**Exercise task:** Will you quote all of the entries, word for word?

**Supplied records:**
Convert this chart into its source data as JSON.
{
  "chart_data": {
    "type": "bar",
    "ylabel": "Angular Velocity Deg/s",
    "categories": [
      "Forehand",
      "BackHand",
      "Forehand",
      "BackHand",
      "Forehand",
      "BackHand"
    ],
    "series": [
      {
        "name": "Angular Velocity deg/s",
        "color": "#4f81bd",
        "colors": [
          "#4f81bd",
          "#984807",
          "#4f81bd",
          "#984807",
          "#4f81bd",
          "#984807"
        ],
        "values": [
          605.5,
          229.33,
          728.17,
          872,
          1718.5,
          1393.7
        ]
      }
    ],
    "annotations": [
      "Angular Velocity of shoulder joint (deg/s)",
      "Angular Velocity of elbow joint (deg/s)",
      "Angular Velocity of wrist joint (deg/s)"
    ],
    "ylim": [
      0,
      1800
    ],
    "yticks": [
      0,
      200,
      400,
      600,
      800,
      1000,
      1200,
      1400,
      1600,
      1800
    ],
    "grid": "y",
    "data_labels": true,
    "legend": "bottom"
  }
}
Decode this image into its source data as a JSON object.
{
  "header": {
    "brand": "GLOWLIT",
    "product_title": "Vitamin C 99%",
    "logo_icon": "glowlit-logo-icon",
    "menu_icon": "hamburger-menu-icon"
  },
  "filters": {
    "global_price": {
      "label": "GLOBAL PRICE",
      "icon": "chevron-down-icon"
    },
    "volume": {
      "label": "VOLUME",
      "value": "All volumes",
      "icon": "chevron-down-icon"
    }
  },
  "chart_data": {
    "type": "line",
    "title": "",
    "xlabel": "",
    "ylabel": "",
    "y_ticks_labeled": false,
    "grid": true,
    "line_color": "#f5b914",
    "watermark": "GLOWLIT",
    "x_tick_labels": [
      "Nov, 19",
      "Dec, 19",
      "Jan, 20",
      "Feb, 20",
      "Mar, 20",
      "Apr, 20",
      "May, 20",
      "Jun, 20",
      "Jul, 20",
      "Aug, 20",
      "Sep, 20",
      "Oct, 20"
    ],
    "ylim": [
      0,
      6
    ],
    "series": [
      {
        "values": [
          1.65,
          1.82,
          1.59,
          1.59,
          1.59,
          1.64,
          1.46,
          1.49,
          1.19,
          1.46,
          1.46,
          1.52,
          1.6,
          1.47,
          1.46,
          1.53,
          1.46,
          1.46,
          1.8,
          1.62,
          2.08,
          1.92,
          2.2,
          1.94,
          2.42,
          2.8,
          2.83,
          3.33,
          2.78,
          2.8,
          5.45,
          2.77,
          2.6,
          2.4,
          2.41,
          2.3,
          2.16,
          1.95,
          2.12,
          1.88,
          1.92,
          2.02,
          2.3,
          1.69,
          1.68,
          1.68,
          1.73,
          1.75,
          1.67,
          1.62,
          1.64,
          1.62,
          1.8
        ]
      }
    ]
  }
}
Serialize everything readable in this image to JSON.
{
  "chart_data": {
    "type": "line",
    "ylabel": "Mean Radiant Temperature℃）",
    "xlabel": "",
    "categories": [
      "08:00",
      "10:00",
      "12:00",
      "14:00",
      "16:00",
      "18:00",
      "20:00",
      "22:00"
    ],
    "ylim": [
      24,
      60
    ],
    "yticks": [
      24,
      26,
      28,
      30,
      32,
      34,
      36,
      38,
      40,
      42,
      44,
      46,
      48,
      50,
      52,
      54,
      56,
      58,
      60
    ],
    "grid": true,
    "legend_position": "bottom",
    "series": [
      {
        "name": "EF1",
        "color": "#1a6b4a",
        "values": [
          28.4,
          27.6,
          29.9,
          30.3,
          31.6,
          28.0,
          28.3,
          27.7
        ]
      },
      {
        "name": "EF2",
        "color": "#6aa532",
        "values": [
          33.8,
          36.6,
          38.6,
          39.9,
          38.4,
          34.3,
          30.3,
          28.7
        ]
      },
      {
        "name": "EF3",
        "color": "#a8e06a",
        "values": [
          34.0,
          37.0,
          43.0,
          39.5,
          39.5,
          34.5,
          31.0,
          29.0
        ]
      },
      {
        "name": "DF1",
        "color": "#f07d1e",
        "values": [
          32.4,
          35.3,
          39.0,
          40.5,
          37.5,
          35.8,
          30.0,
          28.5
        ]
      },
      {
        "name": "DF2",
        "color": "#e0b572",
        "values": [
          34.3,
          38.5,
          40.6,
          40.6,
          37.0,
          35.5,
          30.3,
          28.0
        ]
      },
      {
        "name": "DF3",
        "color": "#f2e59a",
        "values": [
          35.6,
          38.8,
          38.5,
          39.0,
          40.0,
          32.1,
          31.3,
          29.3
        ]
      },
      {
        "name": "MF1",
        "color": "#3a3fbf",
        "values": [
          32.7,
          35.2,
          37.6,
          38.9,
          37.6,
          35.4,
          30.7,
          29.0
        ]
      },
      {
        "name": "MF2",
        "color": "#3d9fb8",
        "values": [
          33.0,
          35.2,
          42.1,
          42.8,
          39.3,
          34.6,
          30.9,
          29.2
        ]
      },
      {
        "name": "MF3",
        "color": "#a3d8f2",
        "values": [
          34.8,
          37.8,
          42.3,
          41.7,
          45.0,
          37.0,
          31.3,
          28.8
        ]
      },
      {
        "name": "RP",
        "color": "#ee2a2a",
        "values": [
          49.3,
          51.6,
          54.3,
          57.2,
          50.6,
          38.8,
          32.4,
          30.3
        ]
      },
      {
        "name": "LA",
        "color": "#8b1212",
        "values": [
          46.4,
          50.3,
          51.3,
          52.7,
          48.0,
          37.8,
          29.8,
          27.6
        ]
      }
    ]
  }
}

**Task response:**
Convert this chart into its source data as JSON.
{
  "chart_data": {
    "type": "bar",
    "ylabel": "Angular Velocity Deg/s",
    "categories": [
      "Forehand",
      "BackHand",
      "Forehand",
      "BackHand",
      "Forehand",
      "BackHand"
    ],
    "series": [
      {
        "name": "Angular Velocity deg/s",
        "color": "#4f81bd",
        "colors": [
          "#4f81bd",
          "#984807",
          "#4f81bd",
          "#984807",
          "#4f81bd",
          "#984807"
        ],
        "values": [
          605.5,
          229.33,
          728.17,
          872,
          1718.5,
          1393.7
        ]
      }
    ],
    "annotations": [
      "Angular Velocity of shoulder joint (deg/s)",
      "Angular Velocity of elbow joint (deg/s)",
      "Angular Velocity of wrist joint (deg/s)"
    ],
    "ylim": [
      0,
      1800
    ],
    "yticks": [
      0,
      200,
      400,
      600,
      800,
      1000,
      1200,
      1400,
      1600,
      1800
    ],
    "grid": "y",
    "data_labels": true,
    "legend": "bottom"
  }
}
Decode this image into its source data as a JSON object.
{
  "header": {
    "brand": "GLOWLIT",
    "product_title": "Vitamin C 99%",
    "logo_icon": "glowlit-logo-icon",
    "menu_icon": "hamburger-menu-icon"
  },
  "filters": {
    "global_price": {
      "label": "GLOBAL PRICE",
      "icon": "chevron-down-icon"
    },
    "volume": {
      "label": "VOLUME",
      "value": "All volumes",
      "icon": "chevron-down-icon"
    }
  },
  "chart_data": {
    "type": "line",
    "title": "",
    "xlabel": "",
    "ylabel": "",
    "y_ticks_labeled": false,
    "grid": true,
    "line_color": "#f5b914",
    "watermark": "GLOWLIT",
    "x_tick_labels": [
      "Nov, 19",
      "Dec, 19",
      "Jan, 20",
      "Feb, 20",
      "Mar, 20",
      "Apr, 20",
      "May, 20",
      "Jun, 20",
      "Jul, 20",
      "Aug, 20",
      "Sep, 20",
      "Oct, 20"
    ],
    "ylim": [
      0,
      6
    ],
    "series": [
      {
        "values": [
          1.65,
          1.82,
          1.59,
          1.59,
          1.59,
          1.64,
          1.46,
          1.49,
          1.19,
          1.46,
          1.46,
          1.52,
          1.6,
          1.47,
          1.46,
          1.53,
          1.46,
          1.46,
          1.8,
          1.62,
          2.08,
          1.92,
          2.2,
          1.94,
          2.42,
          2.8,
          2.83,
          3.33,
          2.78,
          2.8,
          5.45,
          2.77,
          2.6,
          2.4,
          2.41,
          2.3,
          2.16,
          1.95,
          2.12,
          1.88,
          1.92,
          2.02,
          2.3,
          1.69,
          1.68,
          1.68,
          1.73,
          1.75,
          1.67,
          1.62,
          1.64,
          1.62,
          1.8
        ]
      }
    ]
  }
}
Serialize everything readable in this image to JSON.
{
  "chart_data": {
    "type": "line",
    "ylabel": "Mean Radiant Temperature℃）",
    "xlabel": "",
    "categories": [
      "08:00",
      "10:00",
      "12:00",
      "14:00",
      "16:00",
      "18:00",
      "20:00",
      "22:00"
    ],
    "ylim": [
      24,
      60
    ],
    "yticks": [
      24,
      26,
      28,
      30,
      32,
      34,
      36,
      38,
      40,
      42,
      44,
      46,
      48,
      50,
      52,
      54,
      56,
      58,
      60
    ],
    "grid": true,
    "legend_position": "bottom",
    "series": [
      {
        "name": "EF1",
        "color": "#1a6b4a",
        "values": [
          28.4,
          27.6,
          29.9,
          30.3,
          31.6,
          28.0,
          28.3,
          27.7
        ]
      },
      {
        "name": "EF2",
        "color": "#6aa532",
        "values": [
          33.8,
          36.6,
          38.6,
          39.9,
          38.4,
          34.3,
          30.3,
          28.7
        ]
      },
      {
        "name": "EF3",
        "color": "#a8e06a",
        "values": [
          34.0,
          37.0,
          43.0,
          39.5,
          39.5,
          34.5,
          31.0,
          29.0
        ]
      },
      {
        "name": "DF1",
        "color": "#f07d1e",
        "values": [
          32.4,
          35.3,
          39.0,
          40.5,
          37.5,
          35.8,
          30.0,
          28.5
        ]
      },
      {
        "name": "DF2",
        "color": "#e0b572",
        "values": [
          34.3,
          38.5,
          40.6,
          40.6,
          37.0,
          35.5,
          30.3,
          28.0
        ]
      },
      {
        "name": "DF3",
        "color": "#f2e59a",
        "values": [
          35.6,
          38.8,
          38.5,
          39.0,
          40.0,
          32.1,
          31.3,
          29.3
        ]
      },
      {
        "name": "MF1",
        "color": "#3a3fbf",
        "values": [
          32.7,
          35.2,
          37.6,
          38.9,
          37.6,
          35.4,
          30.7,
          29.0
        ]
      },
      {
        "name": "MF2",
        "color": "#3d9fb8",
        "values": [
          33.0,
          35.2,
          42.1,
          42.8,
          39.3,
          34.6,
          30.9,
          29.2
        ]
      },
      {
        "name": "MF3",
        "color": "#a3d8f2",
        "values": [
          34.8,
          37.8,
          42.3,
          41.7,
          45.0,
          37.0,
          31.3,
          28.8
        ]
      },
      {
        "name": "RP",
        "color": "#ee2a2a",
        "values": [
          49.3,
          51.6,
          54.3,
          57.2,
          50.6,
          38.8,
          32.4,
          30.3
        ]
      },
      {
        "name": "LA",
        "color": "#8b1212",
        "values": [
          46.4,
          50.3,
          51.3,
          52.7,
          48.0,
          37.8,
          29.8,
          27.6
        ]
      }
    ]
  }
}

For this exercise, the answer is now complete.